> [Provided material]

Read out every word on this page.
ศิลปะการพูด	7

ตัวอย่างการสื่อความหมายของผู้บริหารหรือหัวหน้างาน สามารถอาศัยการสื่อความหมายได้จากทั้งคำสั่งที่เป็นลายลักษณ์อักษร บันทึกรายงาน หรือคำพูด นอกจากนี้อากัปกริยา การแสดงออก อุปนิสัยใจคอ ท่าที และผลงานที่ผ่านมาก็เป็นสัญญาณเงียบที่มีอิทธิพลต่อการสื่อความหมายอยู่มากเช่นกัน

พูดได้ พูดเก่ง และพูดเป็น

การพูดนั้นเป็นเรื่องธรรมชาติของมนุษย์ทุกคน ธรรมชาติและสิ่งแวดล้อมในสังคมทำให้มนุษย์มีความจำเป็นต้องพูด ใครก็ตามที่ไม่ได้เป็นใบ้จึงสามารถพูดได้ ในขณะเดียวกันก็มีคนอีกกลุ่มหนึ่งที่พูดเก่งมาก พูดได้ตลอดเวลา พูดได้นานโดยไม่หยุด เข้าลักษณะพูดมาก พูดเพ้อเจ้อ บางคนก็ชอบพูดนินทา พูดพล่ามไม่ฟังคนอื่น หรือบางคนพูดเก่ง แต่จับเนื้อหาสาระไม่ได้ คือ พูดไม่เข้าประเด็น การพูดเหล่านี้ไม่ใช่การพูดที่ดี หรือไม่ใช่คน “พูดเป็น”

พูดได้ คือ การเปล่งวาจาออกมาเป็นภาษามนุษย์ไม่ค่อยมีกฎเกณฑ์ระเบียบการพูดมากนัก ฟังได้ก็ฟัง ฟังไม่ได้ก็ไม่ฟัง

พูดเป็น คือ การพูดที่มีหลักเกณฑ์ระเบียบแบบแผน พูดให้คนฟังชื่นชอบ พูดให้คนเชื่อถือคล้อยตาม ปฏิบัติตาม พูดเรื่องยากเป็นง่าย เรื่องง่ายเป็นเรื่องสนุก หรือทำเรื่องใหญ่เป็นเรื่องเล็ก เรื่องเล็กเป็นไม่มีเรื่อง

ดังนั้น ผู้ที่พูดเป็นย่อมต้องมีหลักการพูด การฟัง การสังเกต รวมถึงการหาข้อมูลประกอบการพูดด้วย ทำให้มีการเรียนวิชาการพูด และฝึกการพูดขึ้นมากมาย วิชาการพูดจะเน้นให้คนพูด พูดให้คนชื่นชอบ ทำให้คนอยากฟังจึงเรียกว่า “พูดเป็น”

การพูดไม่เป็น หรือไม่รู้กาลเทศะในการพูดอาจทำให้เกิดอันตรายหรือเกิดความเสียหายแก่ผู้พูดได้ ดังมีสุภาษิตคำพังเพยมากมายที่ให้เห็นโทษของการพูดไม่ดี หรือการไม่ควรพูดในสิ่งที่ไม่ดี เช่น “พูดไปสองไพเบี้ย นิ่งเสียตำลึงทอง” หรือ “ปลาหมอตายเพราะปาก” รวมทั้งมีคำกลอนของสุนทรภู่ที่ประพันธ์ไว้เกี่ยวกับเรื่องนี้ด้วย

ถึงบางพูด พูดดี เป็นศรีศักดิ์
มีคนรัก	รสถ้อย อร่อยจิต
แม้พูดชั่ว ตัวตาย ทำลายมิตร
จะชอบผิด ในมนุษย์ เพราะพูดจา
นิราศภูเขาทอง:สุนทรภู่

> [Problem to work on]
Write out every line of the records exactly.

> [Finished exercise]
Read out every word on this page.
ศิลปะการพูด	7

ตัวอย่างการสื่อความหมายของผู้บริหารหรือหัวหน้างาน สามารถอาศัยการสื่อความหมายได้จากทั้งคำสั่งที่เป็นลายลักษณ์อักษร บันทึกรายงาน หรือคำพูด นอกจากนี้อากัปกริยา การแสดงออก อุปนิสัยใจคอ ท่าที และผลงานที่ผ่านมาก็เป็นสัญญาณเงียบที่มีอิทธิพลต่อการสื่อความหมายอยู่มากเช่นกัน

พูดได้ พูดเก่ง และพูดเป็น

การพูดนั้นเป็นเรื่องธรรมชาติของมนุษย์ทุกคน ธรรมชาติและสิ่งแวดล้อมในสังคมทำให้มนุษย์มีความจำเป็นต้องพูด ใครก็ตามที่ไม่ได้เป็นใบ้จึงสามารถพูดได้ ในขณะเดียวกันก็มีคนอีกกลุ่มหนึ่งที่พูดเก่งมาก พูดได้ตลอดเวลา พูดได้นานโดยไม่หยุด เข้าลักษณะพูดมาก พูดเพ้อเจ้อ บางคนก็ชอบพูดนินทา พูดพล่ามไม่ฟังคนอื่น หรือบางคนพูดเก่ง แต่จับเนื้อหาสาระไม่ได้ คือ พูดไม่เข้าประเด็น การพูดเหล่านี้ไม่ใช่การพูดที่ดี หรือไม่ใช่คน “พูดเป็น”

พูดได้ คือ การเปล่งวาจาออกมาเป็นภาษามนุษย์ไม่ค่อยมีกฎเกณฑ์ระเบียบการพูดมากนัก ฟังได้ก็ฟัง ฟังไม่ได้ก็ไม่ฟัง

พูดเป็น คือ การพูดที่มีหลักเกณฑ์ระเบียบแบบแผน พูดให้คนฟังชื่นชอบ พูดให้คนเชื่อถือคล้อยตาม ปฏิบัติตาม พูดเรื่องยากเป็นง่าย เรื่องง่ายเป็นเรื่องสนุก หรือทำเรื่องใหญ่เป็นเรื่องเล็ก เรื่องเล็กเป็นไม่มีเรื่อง

ดังนั้น ผู้ที่พูดเป็นย่อมต้องมีหลักการพูด การฟัง การสังเกต รวมถึงการหาข้อมูลประกอบการพูดด้วย ทำให้มีการเรียนวิชาการพูด และฝึกการพูดขึ้นมากมาย วิชาการพูดจะเน้นให้คนพูด พูดให้คนชื่นชอบ ทำให้คนอยากฟังจึงเรียกว่า “พูดเป็น”

การพูดไม่เป็น หรือไม่รู้กาลเทศะในการพูดอาจทำให้เกิดอันตรายหรือเกิดความเสียหายแก่ผู้พูดได้ ดังมีสุภาษิตคำพังเพยมากมายที่ให้เห็นโทษของการพูดไม่ดี หรือการไม่ควรพูดในสิ่งที่ไม่ดี เช่น “พูดไปสองไพเบี้ย นิ่งเสียตำลึงทอง” หรือ “ปลาหมอตายเพราะปาก” รวมทั้งมีคำกลอนของสุนทรภู่ที่ประพันธ์ไว้เกี่ยวกับเรื่องนี้ด้วย

ถึงบางพูด พูดดี เป็นศรีศักดิ์
มีคนรัก	รสถ้อย อร่อยจิต
แม้พูดชั่ว ตัวตาย ทำลายมิตร
จะชอบผิด ในมนุษย์ เพราะพูดจา
นิราศภูเขาทอง:สุนทรภู่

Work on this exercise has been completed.